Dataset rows
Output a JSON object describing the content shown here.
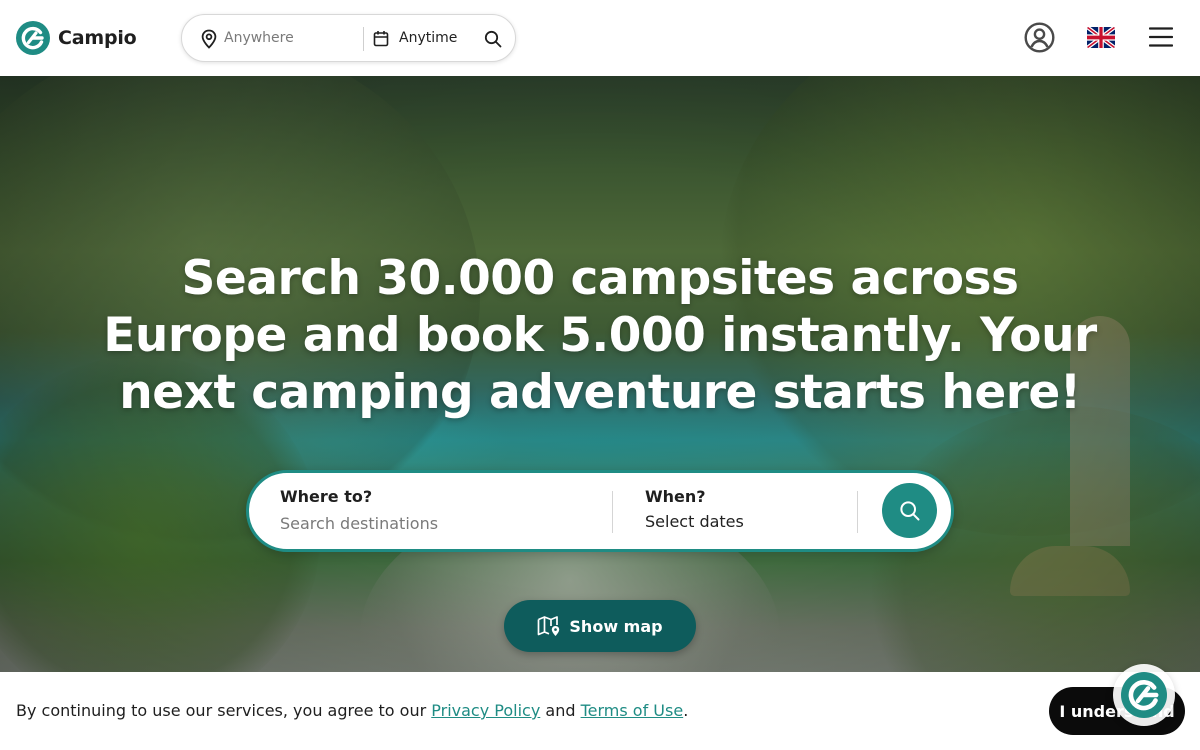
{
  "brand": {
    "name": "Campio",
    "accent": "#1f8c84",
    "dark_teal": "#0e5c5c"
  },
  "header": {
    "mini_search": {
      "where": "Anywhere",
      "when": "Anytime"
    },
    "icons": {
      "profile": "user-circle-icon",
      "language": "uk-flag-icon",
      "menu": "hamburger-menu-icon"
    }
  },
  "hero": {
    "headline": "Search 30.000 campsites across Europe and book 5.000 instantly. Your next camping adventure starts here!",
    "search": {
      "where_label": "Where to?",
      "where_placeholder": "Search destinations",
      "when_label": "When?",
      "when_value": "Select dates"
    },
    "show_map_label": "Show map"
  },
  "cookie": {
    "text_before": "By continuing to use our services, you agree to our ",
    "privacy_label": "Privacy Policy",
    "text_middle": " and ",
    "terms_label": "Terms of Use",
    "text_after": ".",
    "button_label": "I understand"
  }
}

--

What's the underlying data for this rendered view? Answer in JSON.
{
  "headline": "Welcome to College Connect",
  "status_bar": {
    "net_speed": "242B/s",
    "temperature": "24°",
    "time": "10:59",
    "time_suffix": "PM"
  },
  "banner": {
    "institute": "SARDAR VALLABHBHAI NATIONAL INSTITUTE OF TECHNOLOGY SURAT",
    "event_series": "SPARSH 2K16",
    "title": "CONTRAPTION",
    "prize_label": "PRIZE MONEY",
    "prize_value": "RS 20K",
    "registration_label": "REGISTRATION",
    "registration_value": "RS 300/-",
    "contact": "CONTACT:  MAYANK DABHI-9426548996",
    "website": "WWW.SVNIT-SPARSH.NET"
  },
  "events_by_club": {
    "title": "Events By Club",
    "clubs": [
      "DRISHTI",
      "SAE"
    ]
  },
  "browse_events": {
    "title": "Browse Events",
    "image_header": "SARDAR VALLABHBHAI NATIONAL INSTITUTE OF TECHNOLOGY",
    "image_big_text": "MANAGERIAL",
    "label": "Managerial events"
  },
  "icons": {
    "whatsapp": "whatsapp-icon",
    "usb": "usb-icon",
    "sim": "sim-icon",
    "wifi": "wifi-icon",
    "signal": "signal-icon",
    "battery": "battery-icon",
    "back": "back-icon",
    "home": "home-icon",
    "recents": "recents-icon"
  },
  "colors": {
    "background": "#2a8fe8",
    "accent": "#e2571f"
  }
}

--

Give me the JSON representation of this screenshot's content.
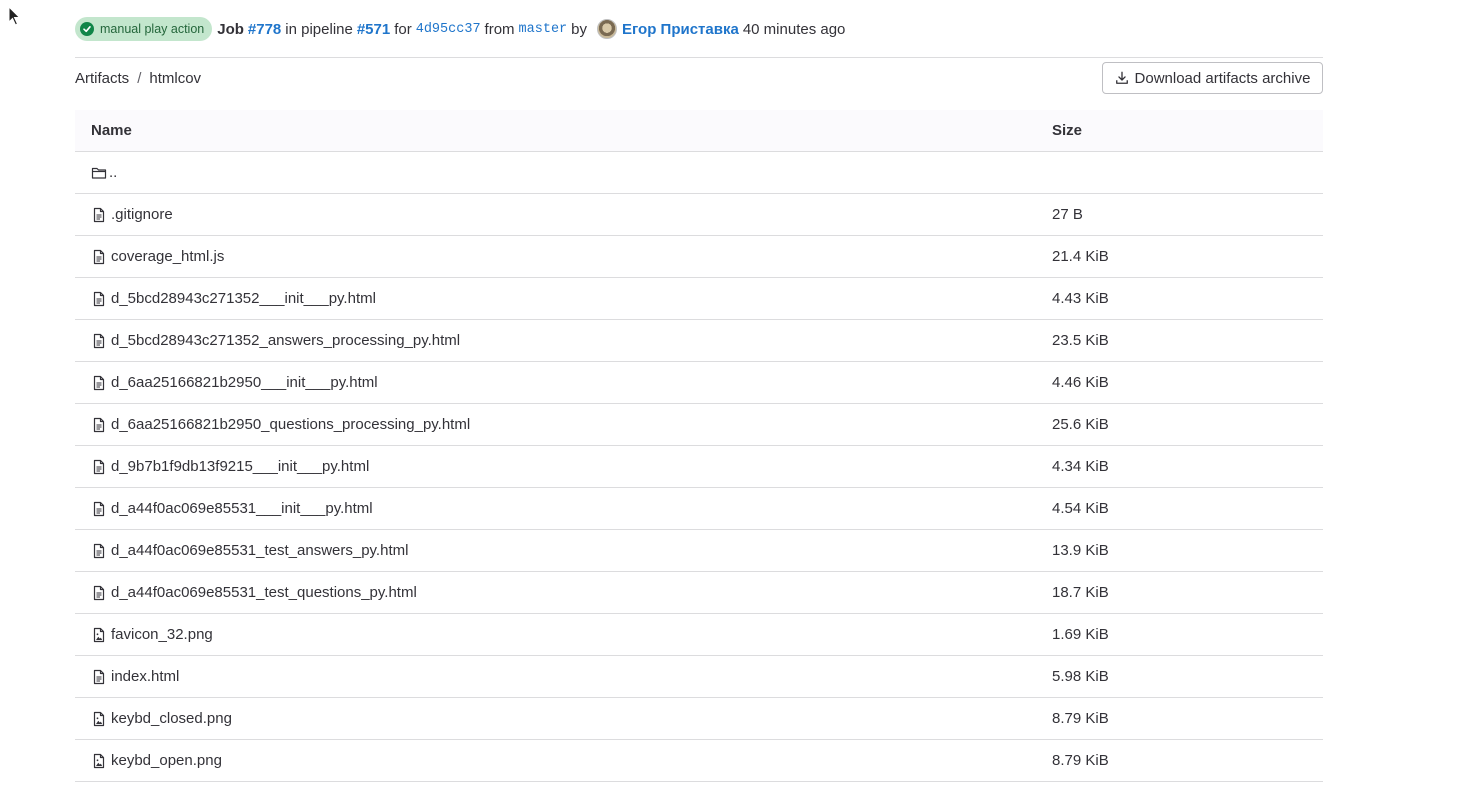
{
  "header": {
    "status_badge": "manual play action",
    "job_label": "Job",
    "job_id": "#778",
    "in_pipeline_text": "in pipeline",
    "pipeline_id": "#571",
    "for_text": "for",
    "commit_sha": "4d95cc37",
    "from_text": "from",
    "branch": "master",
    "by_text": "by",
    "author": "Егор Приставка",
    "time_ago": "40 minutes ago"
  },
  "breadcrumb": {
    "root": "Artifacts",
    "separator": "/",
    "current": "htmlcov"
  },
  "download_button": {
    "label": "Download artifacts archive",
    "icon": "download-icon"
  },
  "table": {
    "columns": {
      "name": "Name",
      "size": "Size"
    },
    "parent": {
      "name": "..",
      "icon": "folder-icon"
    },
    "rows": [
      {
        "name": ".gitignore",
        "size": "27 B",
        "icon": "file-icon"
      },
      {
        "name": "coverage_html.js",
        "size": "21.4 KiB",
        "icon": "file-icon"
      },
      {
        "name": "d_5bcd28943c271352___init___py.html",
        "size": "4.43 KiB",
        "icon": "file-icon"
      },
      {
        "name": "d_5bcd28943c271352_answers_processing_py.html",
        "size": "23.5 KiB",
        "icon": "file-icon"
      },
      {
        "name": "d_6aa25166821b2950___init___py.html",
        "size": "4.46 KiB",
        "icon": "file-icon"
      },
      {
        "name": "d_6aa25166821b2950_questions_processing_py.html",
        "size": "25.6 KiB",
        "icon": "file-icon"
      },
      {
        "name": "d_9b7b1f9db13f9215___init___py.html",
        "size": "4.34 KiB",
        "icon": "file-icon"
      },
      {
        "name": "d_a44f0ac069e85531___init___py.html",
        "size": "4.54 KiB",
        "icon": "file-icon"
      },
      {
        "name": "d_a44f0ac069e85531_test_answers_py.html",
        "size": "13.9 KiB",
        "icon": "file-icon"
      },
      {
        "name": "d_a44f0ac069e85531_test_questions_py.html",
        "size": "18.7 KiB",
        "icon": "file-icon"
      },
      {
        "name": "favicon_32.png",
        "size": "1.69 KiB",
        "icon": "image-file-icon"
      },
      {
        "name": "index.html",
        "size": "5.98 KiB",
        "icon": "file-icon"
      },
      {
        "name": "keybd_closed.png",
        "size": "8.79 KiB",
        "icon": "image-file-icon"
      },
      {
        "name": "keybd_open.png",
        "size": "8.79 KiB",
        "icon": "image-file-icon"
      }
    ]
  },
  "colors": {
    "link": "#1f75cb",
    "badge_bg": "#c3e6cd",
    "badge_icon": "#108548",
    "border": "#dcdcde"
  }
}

TASK TO COMPLETE
Look through the entries above for the word "JSON". Copy every line where it shows up.

WORKED SOLUTION
Output a JSON object describing the content shown here.
What's the underlying data for this rendered view? Answer in JSON.
Give me the JSON representation of this screenshot's content.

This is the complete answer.